◆ **THE TASK**
Without including the pictures, copy out every line below.

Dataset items
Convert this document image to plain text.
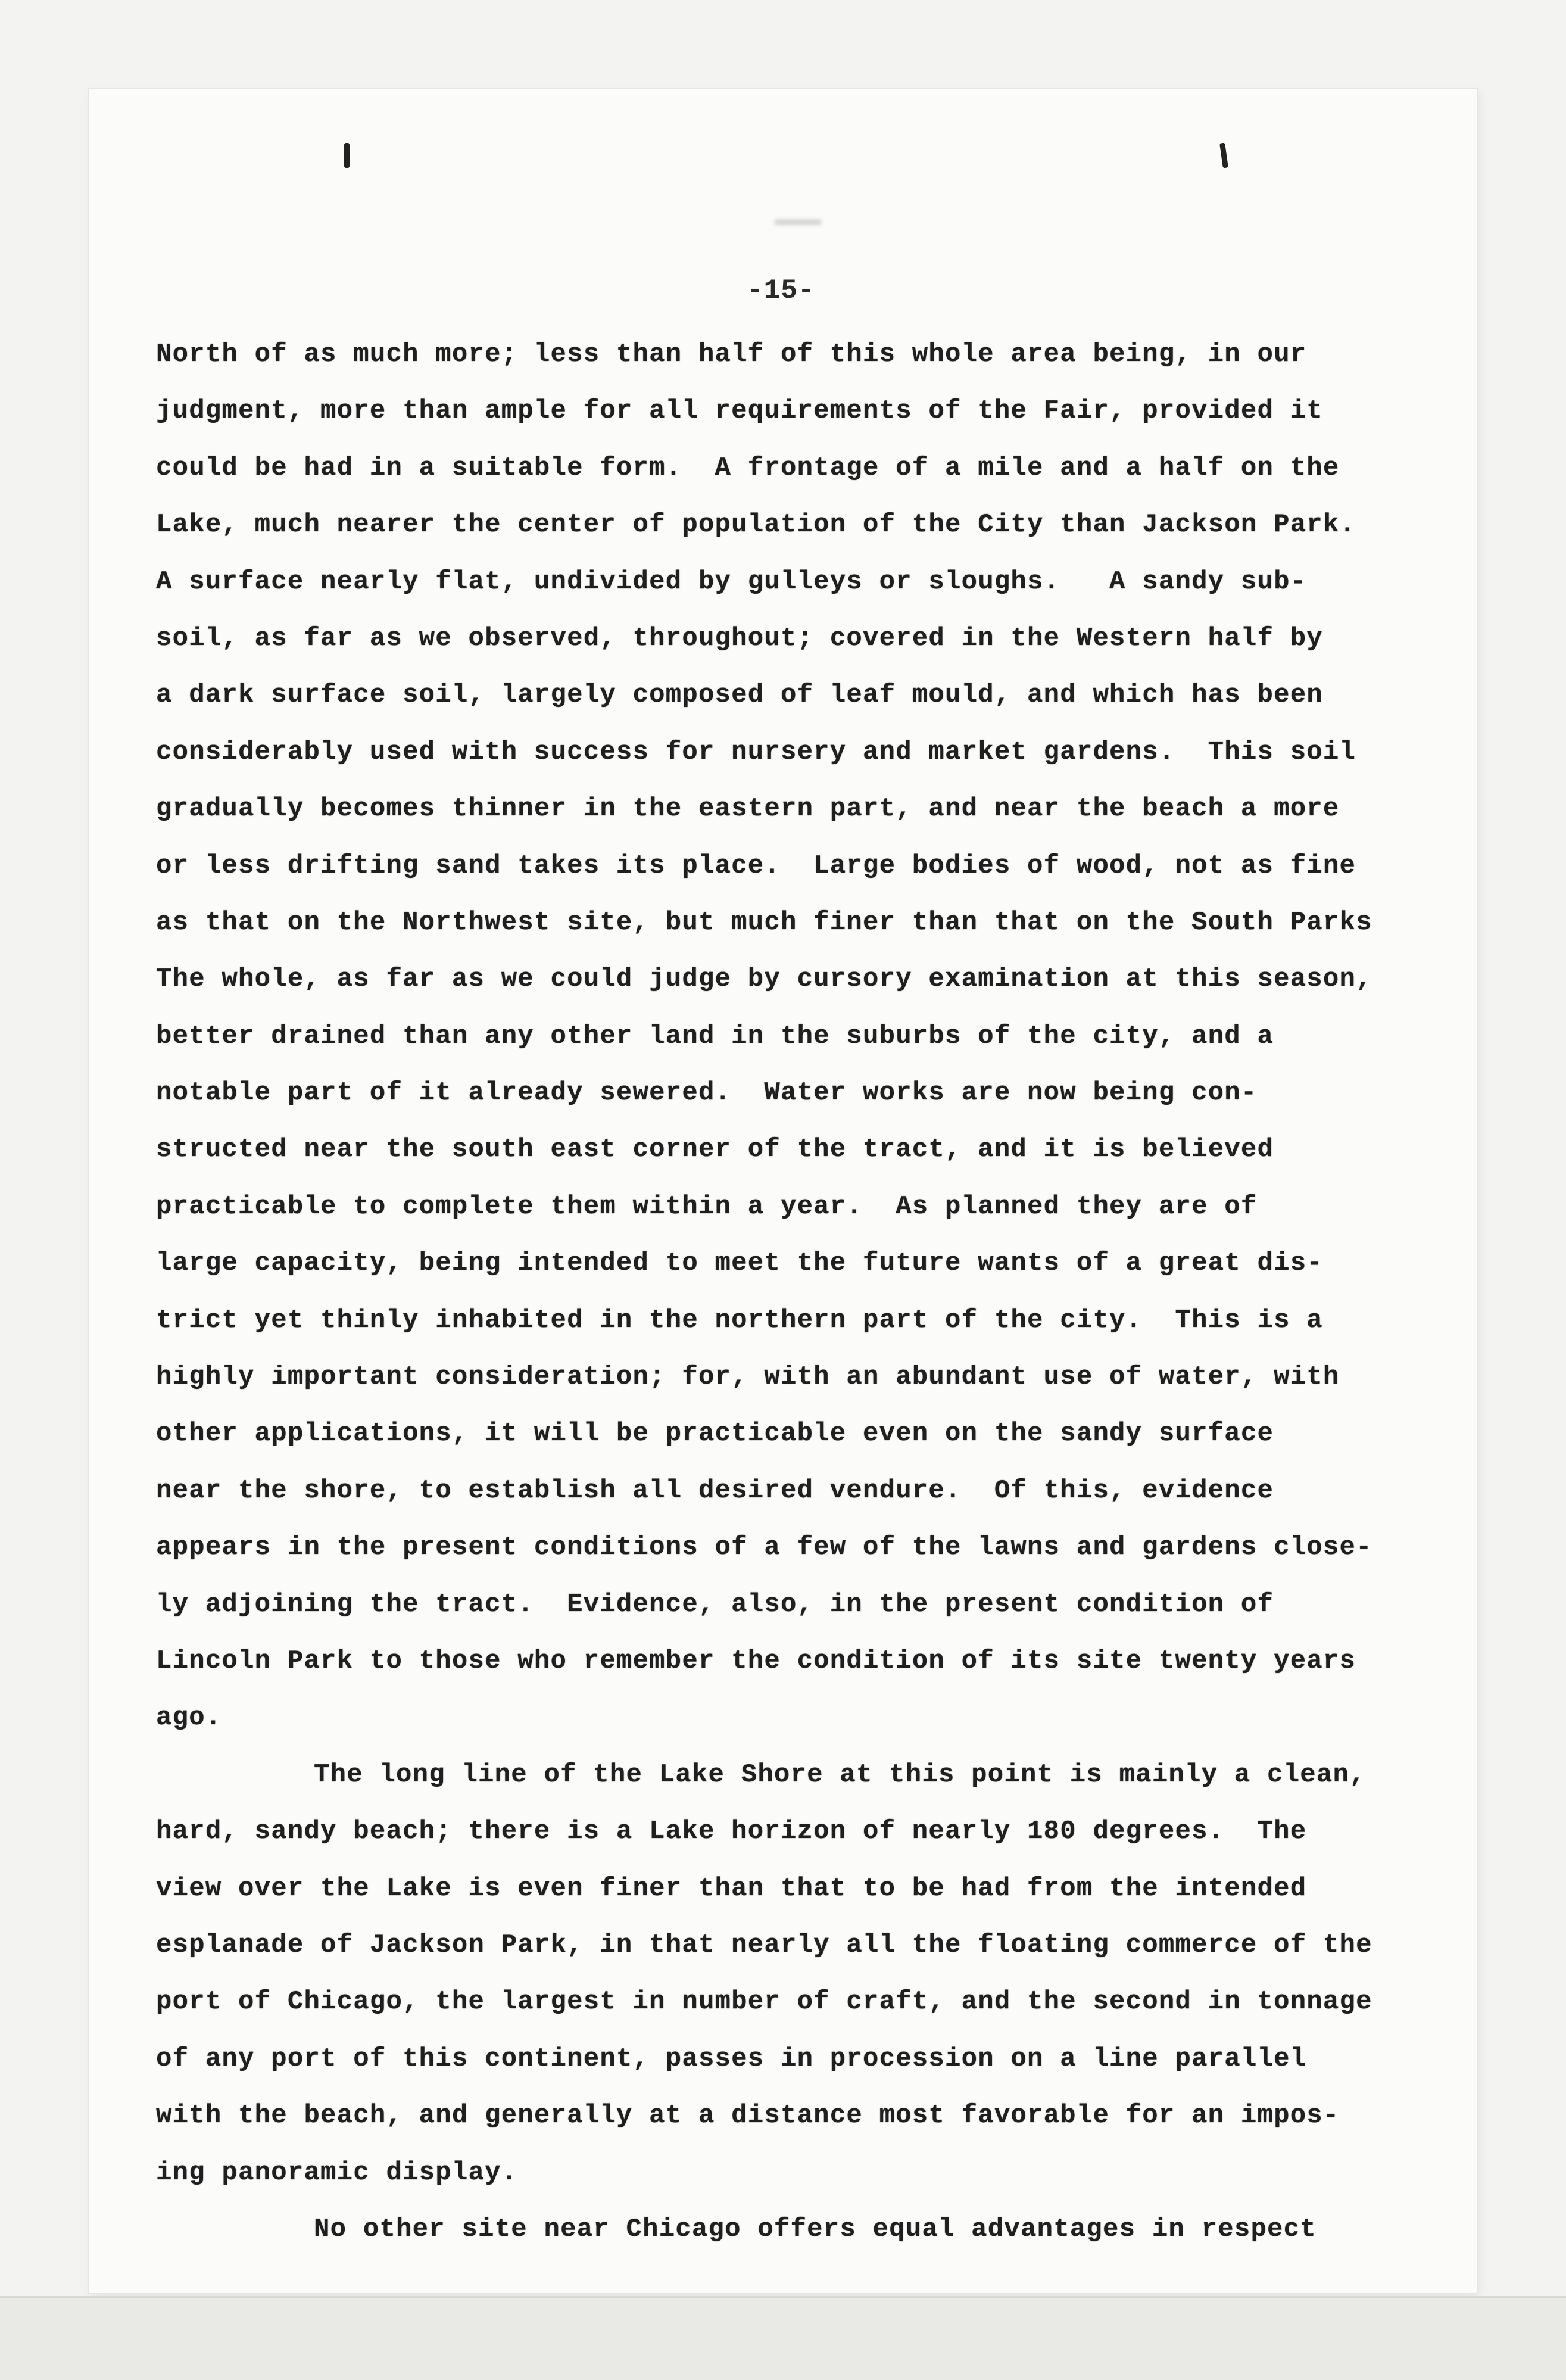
-15-
North of as much more; less than half of this whole area being, in our
judgment, more than ample for all requirements of the Fair, provided it
could be had in a suitable form.  A frontage of a mile and a half on the
Lake, much nearer the center of population of the City than Jackson Park.
A surface nearly flat, undivided by gulleys or sloughs.   A sandy sub-
soil, as far as we observed, throughout; covered in the Western half by
a dark surface soil, largely composed of leaf mould, and which has been
considerably used with success for nursery and market gardens.  This soil
gradually becomes thinner in the eastern part, and near the beach a more
or less drifting sand takes its place.  Large bodies of wood, not as fine
as that on the Northwest site, but much finer than that on the South Parks
The whole, as far as we could judge by cursory examination at this season,
better drained than any other land in the suburbs of the city, and a
notable part of it already sewered.  Water works are now being con-
structed near the south east corner of the tract, and it is believed
practicable to complete them within a year.  As planned they are of
large capacity, being intended to meet the future wants of a great dis-
trict yet thinly inhabited in the northern part of the city.  This is a
highly important consideration; for, with an abundant use of water, with
other applications, it will be practicable even on the sandy surface
near the shore, to establish all desired vendure.  Of this, evidence
appears in the present conditions of a few of the lawns and gardens close-
ly adjoining the tract.  Evidence, also, in the present condition of
Lincoln Park to those who remember the condition of its site twenty years
ago.
The long line of the Lake Shore at this point is mainly a clean,
hard, sandy beach; there is a Lake horizon of nearly 180 degrees.  The
view over the Lake is even finer than that to be had from the intended
esplanade of Jackson Park, in that nearly all the floating commerce of the
port of Chicago, the largest in number of craft, and the second in tonnage
of any port of this continent, passes in procession on a line parallel
with the beach, and generally at a distance most favorable for an impos-
ing panoramic display.
No other site near Chicago offers equal advantages in respect
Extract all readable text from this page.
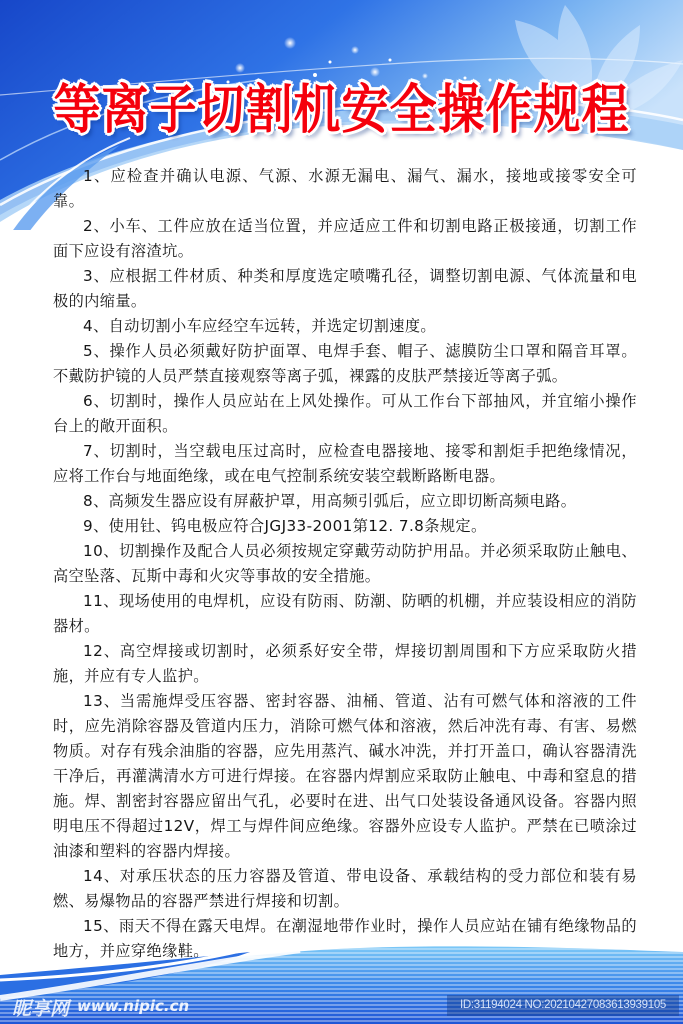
等离子切割机安全操作规程

1、应检查并确认电源、气源、水源无漏电、漏气、漏水，接地或接零安全可靠。

2、小车、工件应放在适当位置，并应适应工件和切割电路正极接通，切割工作面下应设有溶渣坑。

3、应根据工件材质、种类和厚度选定喷嘴孔径，调整切割电源、气体流量和电极的内缩量。

4、自动切割小车应经空车远转，并选定切割速度。

5、操作人员必须戴好防护面罩、电焊手套、帽子、滤膜防尘口罩和隔音耳罩。不戴防护镜的人员严禁直接观察等离子弧，裸露的皮肤严禁接近等离子弧。

6、切割时，操作人员应站在上风处操作。可从工作台下部抽风，并宜缩小操作台上的敞开面积。

7、切割时，当空载电压过高时，应检查电器接地、接零和割炬手把绝缘情况，应将工作台与地面绝缘，或在电气控制系统安装空载断路断电器。

8、高频发生器应设有屏蔽护罩，用高频引弧后，应立即切断高频电路。

9、使用钍、钨电极应符合JGJ33-2001第12. 7.8条规定。

10、切割操作及配合人员必须按规定穿戴劳动防护用品。并必须采取防止触电、高空坠落、瓦斯中毒和火灾等事故的安全措施。

11、现场使用的电焊机，应设有防雨、防潮、防晒的机棚，并应装设相应的消防器材。

12、高空焊接或切割时，必须系好安全带，焊接切割周围和下方应采取防火措施，并应有专人监护。

13、当需施焊受压容器、密封容器、油桶、管道、沾有可燃气体和溶液的工件时，应先消除容器及管道内压力，消除可燃气体和溶液，然后冲洗有毒、有害、易燃物质。对存有残余油脂的容器，应先用蒸汽、碱水冲洗，并打开盖口，确认容器清洗干净后，再灌满清水方可进行焊接。在容器内焊割应采取防止触电、中毒和窒息的措施。焊、割密封容器应留出气孔，必要时在进、出气口处装设备通风设备。容器内照明电压不得超过12V，焊工与焊件间应绝缘。容器外应设专人监护。严禁在已喷涂过油漆和塑料的容器内焊接。

14、对承压状态的压力容器及管道、带电设备、承载结构的受力部位和装有易燃、易爆物品的容器严禁进行焊接和切割。

15、雨天不得在露天电焊。在潮湿地带作业时，操作人员应站在铺有绝缘物品的地方，并应穿绝缘鞋。

昵享网 www.nipic.cn	ID:31194024 NO:20210427083613939105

◆ **WRITTEN SOLUTION**
Convert this document image to plain text.
-15-
North of as much more; less than half of this whole area being, in our
judgment, more than ample for all requirements of the Fair, provided it
could be had in a suitable form.  A frontage of a mile and a half on the
Lake, much nearer the center of population of the City than Jackson Park.
A surface nearly flat, undivided by gulleys or sloughs.   A sandy sub-
soil, as far as we observed, throughout; covered in the Western half by
a dark surface soil, largely composed of leaf mould, and which has been
considerably used with success for nursery and market gardens.  This soil
gradually becomes thinner in the eastern part, and near the beach a more
or less drifting sand takes its place.  Large bodies of wood, not as fine
as that on the Northwest site, but much finer than that on the South Parks
The whole, as far as we could judge by cursory examination at this season,
better drained than any other land in the suburbs of the city, and a
notable part of it already sewered.  Water works are now being con-
structed near the south east corner of the tract, and it is believed
practicable to complete them within a year.  As planned they are of
large capacity, being intended to meet the future wants of a great dis-
trict yet thinly inhabited in the northern part of the city.  This is a
highly important consideration; for, with an abundant use of water, with
other applications, it will be practicable even on the sandy surface
near the shore, to establish all desired vendure.  Of this, evidence
appears in the present conditions of a few of the lawns and gardens close-
ly adjoining the tract.  Evidence, also, in the present condition of
Lincoln Park to those who remember the condition of its site twenty years
ago.
The long line of the Lake Shore at this point is mainly a clean,
hard, sandy beach; there is a Lake horizon of nearly 180 degrees.  The
view over the Lake is even finer than that to be had from the intended
esplanade of Jackson Park, in that nearly all the floating commerce of the
port of Chicago, the largest in number of craft, and the second in tonnage
of any port of this continent, passes in procession on a line parallel
with the beach, and generally at a distance most favorable for an impos-
ing panoramic display.
No other site near Chicago offers equal advantages in respect
Extract all readable text from this page.
等离子切割机安全操作规程

1、应检查并确认电源、气源、水源无漏电、漏气、漏水，接地或接零安全可靠。

2、小车、工件应放在适当位置，并应适应工件和切割电路正极接通，切割工作面下应设有溶渣坑。

3、应根据工件材质、种类和厚度选定喷嘴孔径，调整切割电源、气体流量和电极的内缩量。

4、自动切割小车应经空车远转，并选定切割速度。

5、操作人员必须戴好防护面罩、电焊手套、帽子、滤膜防尘口罩和隔音耳罩。不戴防护镜的人员严禁直接观察等离子弧，裸露的皮肤严禁接近等离子弧。

6、切割时，操作人员应站在上风处操作。可从工作台下部抽风，并宜缩小操作台上的敞开面积。

7、切割时，当空载电压过高时，应检查电器接地、接零和割炬手把绝缘情况，应将工作台与地面绝缘，或在电气控制系统安装空载断路断电器。

8、高频发生器应设有屏蔽护罩，用高频引弧后，应立即切断高频电路。

9、使用钍、钨电极应符合JGJ33-2001第12. 7.8条规定。

10、切割操作及配合人员必须按规定穿戴劳动防护用品。并必须采取防止触电、高空坠落、瓦斯中毒和火灾等事故的安全措施。

11、现场使用的电焊机，应设有防雨、防潮、防晒的机棚，并应装设相应的消防器材。

12、高空焊接或切割时，必须系好安全带，焊接切割周围和下方应采取防火措施，并应有专人监护。

13、当需施焊受压容器、密封容器、油桶、管道、沾有可燃气体和溶液的工件时，应先消除容器及管道内压力，消除可燃气体和溶液，然后冲洗有毒、有害、易燃物质。对存有残余油脂的容器，应先用蒸汽、碱水冲洗，并打开盖口，确认容器清洗干净后，再灌满清水方可进行焊接。在容器内焊割应采取防止触电、中毒和窒息的措施。焊、割密封容器应留出气孔，必要时在进、出气口处装设备通风设备。容器内照明电压不得超过12V，焊工与焊件间应绝缘。容器外应设专人监护。严禁在已喷涂过油漆和塑料的容器内焊接。

14、对承压状态的压力容器及管道、带电设备、承载结构的受力部位和装有易燃、易爆物品的容器严禁进行焊接和切割。

15、雨天不得在露天电焊。在潮湿地带作业时，操作人员应站在铺有绝缘物品的地方，并应穿绝缘鞋。

昵享网 www.nipic.cn	ID:31194024 NO:20210427083613939105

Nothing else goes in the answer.